Problem requirements | Search the records for the word "omnia" and pick out every line that has it.

Exercise materials |

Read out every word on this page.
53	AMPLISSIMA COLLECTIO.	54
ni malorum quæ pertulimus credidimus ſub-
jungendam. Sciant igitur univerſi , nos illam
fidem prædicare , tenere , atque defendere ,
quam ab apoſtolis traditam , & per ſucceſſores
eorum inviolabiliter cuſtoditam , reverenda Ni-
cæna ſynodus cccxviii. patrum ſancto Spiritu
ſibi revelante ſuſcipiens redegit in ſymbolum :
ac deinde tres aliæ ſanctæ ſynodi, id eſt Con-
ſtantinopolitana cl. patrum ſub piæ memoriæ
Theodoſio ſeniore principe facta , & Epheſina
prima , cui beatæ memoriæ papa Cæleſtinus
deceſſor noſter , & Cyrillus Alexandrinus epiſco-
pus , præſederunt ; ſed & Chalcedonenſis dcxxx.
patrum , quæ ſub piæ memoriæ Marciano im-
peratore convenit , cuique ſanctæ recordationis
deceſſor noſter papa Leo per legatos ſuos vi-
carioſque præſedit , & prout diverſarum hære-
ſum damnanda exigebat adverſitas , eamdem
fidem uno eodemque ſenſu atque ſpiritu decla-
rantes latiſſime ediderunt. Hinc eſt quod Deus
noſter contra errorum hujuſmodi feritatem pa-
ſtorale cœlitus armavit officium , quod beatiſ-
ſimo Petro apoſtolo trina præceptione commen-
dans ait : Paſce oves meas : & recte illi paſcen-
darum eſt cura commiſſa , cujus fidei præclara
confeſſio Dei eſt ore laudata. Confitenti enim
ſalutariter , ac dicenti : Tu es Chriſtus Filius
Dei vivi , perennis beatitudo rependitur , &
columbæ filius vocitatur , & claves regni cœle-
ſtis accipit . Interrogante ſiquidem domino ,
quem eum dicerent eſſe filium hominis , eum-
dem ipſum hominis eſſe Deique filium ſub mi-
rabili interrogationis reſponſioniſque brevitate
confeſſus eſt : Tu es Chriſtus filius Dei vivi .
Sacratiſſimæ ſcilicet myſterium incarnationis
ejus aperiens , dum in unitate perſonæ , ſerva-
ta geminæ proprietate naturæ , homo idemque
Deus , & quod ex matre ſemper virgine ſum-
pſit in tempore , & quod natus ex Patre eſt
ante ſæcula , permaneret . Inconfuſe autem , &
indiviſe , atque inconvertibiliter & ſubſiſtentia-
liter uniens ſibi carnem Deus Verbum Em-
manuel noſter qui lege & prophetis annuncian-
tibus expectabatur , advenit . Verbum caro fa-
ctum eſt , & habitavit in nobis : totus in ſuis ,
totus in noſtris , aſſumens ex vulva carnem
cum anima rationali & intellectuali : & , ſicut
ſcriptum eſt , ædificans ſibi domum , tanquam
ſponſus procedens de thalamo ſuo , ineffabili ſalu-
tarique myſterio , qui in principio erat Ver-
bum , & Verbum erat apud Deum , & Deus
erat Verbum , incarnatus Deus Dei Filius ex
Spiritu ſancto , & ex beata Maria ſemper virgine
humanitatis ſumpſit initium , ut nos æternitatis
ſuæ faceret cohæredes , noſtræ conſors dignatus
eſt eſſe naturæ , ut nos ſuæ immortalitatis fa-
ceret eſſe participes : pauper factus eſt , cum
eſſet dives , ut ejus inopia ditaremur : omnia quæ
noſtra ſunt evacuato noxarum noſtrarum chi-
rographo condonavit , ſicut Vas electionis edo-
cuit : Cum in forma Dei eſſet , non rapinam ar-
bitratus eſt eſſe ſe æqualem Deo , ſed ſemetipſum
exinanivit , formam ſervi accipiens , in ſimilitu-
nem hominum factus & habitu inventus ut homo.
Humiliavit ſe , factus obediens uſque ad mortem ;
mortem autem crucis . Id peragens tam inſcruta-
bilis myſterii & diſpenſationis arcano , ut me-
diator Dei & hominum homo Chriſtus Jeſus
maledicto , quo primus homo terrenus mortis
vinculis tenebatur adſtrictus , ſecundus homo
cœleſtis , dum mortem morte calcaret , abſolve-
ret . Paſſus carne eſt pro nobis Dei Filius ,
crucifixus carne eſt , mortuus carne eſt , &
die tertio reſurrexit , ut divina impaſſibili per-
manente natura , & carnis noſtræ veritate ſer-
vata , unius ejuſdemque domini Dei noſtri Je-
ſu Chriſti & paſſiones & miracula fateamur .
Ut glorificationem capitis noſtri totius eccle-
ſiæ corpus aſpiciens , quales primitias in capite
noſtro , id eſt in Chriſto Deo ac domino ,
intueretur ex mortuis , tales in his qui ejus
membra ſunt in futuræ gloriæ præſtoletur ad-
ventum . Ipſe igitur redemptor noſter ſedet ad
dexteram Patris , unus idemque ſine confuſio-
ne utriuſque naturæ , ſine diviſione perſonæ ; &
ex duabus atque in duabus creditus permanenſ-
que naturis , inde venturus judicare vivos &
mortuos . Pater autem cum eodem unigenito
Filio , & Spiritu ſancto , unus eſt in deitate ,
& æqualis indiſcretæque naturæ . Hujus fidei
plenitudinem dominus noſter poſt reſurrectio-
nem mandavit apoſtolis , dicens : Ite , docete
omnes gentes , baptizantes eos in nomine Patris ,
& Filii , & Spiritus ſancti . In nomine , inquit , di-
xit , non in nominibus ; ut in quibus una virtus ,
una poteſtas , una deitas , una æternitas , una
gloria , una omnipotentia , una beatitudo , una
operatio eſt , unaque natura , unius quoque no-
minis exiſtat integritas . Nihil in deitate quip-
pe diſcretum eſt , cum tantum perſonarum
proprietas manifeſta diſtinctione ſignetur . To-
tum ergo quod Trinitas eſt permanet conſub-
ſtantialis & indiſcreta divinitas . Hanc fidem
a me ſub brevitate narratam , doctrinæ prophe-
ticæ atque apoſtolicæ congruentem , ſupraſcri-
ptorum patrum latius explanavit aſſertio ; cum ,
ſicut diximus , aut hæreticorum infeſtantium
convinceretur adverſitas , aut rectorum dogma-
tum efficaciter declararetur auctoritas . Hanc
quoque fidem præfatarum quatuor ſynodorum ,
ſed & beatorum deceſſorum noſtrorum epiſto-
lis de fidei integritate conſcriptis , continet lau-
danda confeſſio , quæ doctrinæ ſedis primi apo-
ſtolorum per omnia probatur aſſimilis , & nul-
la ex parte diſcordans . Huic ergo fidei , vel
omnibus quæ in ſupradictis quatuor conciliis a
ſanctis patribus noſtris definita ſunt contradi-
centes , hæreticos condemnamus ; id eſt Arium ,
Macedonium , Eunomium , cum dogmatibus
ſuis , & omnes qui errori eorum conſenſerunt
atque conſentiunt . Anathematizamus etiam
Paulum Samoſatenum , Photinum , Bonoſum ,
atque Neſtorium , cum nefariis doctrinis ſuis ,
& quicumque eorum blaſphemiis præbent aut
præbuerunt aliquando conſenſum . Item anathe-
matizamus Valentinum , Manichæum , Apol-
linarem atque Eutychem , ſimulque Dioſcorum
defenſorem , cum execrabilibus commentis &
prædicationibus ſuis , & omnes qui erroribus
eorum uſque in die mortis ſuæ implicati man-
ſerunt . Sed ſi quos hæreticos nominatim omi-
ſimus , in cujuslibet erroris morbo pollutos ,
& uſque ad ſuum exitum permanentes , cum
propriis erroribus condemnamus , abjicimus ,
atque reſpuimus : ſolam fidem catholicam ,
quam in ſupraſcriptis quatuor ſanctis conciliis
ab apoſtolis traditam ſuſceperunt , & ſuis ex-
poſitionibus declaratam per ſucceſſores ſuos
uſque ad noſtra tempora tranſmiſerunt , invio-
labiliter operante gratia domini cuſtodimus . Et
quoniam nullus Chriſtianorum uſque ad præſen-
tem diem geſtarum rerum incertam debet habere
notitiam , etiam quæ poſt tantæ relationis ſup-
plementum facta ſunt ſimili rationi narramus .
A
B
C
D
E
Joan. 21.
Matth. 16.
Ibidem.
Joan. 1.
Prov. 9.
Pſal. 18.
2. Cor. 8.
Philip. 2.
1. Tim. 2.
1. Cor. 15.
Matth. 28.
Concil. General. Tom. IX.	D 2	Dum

Problem solution |
eſſet dives , ut ejus inopia ditaremur : omnia quæ
ſtolorum per omnia probatur aſſimilis , & nul-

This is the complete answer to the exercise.